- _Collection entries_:
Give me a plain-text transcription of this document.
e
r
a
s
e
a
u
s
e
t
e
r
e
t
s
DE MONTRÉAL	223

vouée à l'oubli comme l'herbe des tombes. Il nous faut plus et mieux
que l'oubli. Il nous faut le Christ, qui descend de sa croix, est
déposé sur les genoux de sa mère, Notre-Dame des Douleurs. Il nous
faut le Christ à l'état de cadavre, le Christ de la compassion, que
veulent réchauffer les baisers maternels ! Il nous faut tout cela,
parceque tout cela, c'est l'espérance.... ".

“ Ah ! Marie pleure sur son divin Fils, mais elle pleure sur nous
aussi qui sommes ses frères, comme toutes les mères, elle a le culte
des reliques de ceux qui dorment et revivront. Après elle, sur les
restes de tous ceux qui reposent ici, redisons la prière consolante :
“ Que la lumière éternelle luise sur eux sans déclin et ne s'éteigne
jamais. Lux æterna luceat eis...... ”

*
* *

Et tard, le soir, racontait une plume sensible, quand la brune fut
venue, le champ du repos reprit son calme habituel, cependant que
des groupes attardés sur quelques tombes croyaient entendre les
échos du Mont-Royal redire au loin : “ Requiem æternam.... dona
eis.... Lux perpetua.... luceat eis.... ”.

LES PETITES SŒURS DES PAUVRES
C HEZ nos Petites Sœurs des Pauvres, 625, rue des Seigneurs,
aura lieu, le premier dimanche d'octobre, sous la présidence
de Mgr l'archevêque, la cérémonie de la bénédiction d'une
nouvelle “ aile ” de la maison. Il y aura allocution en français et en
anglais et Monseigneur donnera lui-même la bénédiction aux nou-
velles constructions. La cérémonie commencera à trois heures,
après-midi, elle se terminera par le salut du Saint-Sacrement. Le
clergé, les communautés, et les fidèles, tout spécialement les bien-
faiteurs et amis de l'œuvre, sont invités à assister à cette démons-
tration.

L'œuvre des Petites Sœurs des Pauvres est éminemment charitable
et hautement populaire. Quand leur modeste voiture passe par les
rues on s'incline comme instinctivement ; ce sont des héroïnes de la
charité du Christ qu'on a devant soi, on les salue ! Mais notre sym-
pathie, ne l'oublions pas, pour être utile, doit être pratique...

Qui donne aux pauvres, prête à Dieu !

- _EXERCISE_:
Take the listing above and set it down exactly.

- _RESPONSE TO THE EXERCISE_:
Give me a plain-text transcription of this document.
e
r
a
s
e
a
u
s
e
t
e
r
e
t
s
DE MONTRÉAL	223

vouée à l'oubli comme l'herbe des tombes. Il nous faut plus et mieux
que l'oubli. Il nous faut le Christ, qui descend de sa croix, est
déposé sur les genoux de sa mère, Notre-Dame des Douleurs. Il nous
faut le Christ à l'état de cadavre, le Christ de la compassion, que
veulent réchauffer les baisers maternels ! Il nous faut tout cela,
parceque tout cela, c'est l'espérance.... ".

“ Ah ! Marie pleure sur son divin Fils, mais elle pleure sur nous
aussi qui sommes ses frères, comme toutes les mères, elle a le culte
des reliques de ceux qui dorment et revivront. Après elle, sur les
restes de tous ceux qui reposent ici, redisons la prière consolante :
“ Que la lumière éternelle luise sur eux sans déclin et ne s'éteigne
jamais. Lux æterna luceat eis...... ”

*
* *

Et tard, le soir, racontait une plume sensible, quand la brune fut
venue, le champ du repos reprit son calme habituel, cependant que
des groupes attardés sur quelques tombes croyaient entendre les
échos du Mont-Royal redire au loin : “ Requiem æternam.... dona
eis.... Lux perpetua.... luceat eis.... ”.

LES PETITES SŒURS DES PAUVRES
C HEZ nos Petites Sœurs des Pauvres, 625, rue des Seigneurs,
aura lieu, le premier dimanche d'octobre, sous la présidence
de Mgr l'archevêque, la cérémonie de la bénédiction d'une
nouvelle “ aile ” de la maison. Il y aura allocution en français et en
anglais et Monseigneur donnera lui-même la bénédiction aux nou-
velles constructions. La cérémonie commencera à trois heures,
après-midi, elle se terminera par le salut du Saint-Sacrement. Le
clergé, les communautés, et les fidèles, tout spécialement les bien-
faiteurs et amis de l'œuvre, sont invités à assister à cette démons-
tration.

L'œuvre des Petites Sœurs des Pauvres est éminemment charitable
et hautement populaire. Quand leur modeste voiture passe par les
rues on s'incline comme instinctivement ; ce sont des héroïnes de la
charité du Christ qu'on a devant soi, on les salue ! Mais notre sym-
pathie, ne l'oublions pas, pour être utile, doit être pratique...

Qui donne aux pauvres, prête à Dieu !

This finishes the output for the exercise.